[Data extracted from a collection]
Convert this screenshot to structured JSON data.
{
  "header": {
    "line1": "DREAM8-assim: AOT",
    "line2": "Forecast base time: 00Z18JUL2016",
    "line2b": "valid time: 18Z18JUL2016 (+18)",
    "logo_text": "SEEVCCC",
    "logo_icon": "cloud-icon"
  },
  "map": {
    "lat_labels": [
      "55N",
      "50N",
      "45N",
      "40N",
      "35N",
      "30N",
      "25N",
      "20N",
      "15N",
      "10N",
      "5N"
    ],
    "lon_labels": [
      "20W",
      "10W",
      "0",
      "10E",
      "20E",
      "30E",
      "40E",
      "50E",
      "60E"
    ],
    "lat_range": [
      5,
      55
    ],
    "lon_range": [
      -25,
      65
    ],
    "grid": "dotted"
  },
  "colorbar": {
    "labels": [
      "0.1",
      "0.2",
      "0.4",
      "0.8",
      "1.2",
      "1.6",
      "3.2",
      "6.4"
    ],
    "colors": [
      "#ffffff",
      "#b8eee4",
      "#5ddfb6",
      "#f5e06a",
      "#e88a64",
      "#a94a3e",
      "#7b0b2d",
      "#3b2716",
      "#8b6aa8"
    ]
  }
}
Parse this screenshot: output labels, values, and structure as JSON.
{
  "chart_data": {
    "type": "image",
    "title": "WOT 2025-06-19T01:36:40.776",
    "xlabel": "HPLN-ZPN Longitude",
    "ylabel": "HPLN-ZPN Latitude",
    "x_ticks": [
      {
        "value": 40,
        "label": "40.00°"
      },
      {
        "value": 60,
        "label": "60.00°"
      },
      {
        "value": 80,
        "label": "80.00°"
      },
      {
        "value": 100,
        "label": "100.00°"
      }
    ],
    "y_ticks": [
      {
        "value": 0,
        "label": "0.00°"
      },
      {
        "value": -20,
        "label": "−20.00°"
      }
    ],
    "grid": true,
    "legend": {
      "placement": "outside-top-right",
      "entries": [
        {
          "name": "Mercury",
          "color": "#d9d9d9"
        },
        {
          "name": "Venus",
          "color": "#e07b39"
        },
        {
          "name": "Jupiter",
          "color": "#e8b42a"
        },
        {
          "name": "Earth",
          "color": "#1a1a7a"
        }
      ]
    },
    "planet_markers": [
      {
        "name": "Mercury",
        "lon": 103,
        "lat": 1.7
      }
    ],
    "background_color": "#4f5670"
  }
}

Required task:
Write out the full listing, keeping every line exactly as it is.

Solved problem:
Convert this screenshot to structured JSON data.
{
  "header": {
    "line1": "DREAM8-assim: AOT",
    "line2": "Forecast base time: 00Z18JUL2016",
    "line2b": "valid time: 18Z18JUL2016 (+18)",
    "logo_text": "SEEVCCC",
    "logo_icon": "cloud-icon"
  },
  "map": {
    "lat_labels": [
      "55N",
      "50N",
      "45N",
      "40N",
      "35N",
      "30N",
      "25N",
      "20N",
      "15N",
      "10N",
      "5N"
    ],
    "lon_labels": [
      "20W",
      "10W",
      "0",
      "10E",
      "20E",
      "30E",
      "40E",
      "50E",
      "60E"
    ],
    "lat_range": [
      5,
      55
    ],
    "lon_range": [
      -25,
      65
    ],
    "grid": "dotted"
  },
  "colorbar": {
    "labels": [
      "0.1",
      "0.2",
      "0.4",
      "0.8",
      "1.2",
      "1.6",
      "3.2",
      "6.4"
    ],
    "colors": [
      "#ffffff",
      "#b8eee4",
      "#5ddfb6",
      "#f5e06a",
      "#e88a64",
      "#a94a3e",
      "#7b0b2d",
      "#3b2716",
      "#8b6aa8"
    ]
  }
}
Parse this screenshot: output labels, values, and structure as JSON.
{
  "chart_data": {
    "type": "image",
    "title": "WOT 2025-06-19T01:36:40.776",
    "xlabel": "HPLN-ZPN Longitude",
    "ylabel": "HPLN-ZPN Latitude",
    "x_ticks": [
      {
        "value": 40,
        "label": "40.00°"
      },
      {
        "value": 60,
        "label": "60.00°"
      },
      {
        "value": 80,
        "label": "80.00°"
      },
      {
        "value": 100,
        "label": "100.00°"
      }
    ],
    "y_ticks": [
      {
        "value": 0,
        "label": "0.00°"
      },
      {
        "value": -20,
        "label": "−20.00°"
      }
    ],
    "grid": true,
    "legend": {
      "placement": "outside-top-right",
      "entries": [
        {
          "name": "Mercury",
          "color": "#d9d9d9"
        },
        {
          "name": "Venus",
          "color": "#e07b39"
        },
        {
          "name": "Jupiter",
          "color": "#e8b42a"
        },
        {
          "name": "Earth",
          "color": "#1a1a7a"
        }
      ]
    },
    "planet_markers": [
      {
        "name": "Mercury",
        "lon": 103,
        "lat": 1.7
      }
    ],
    "background_color": "#4f5670"
  }
}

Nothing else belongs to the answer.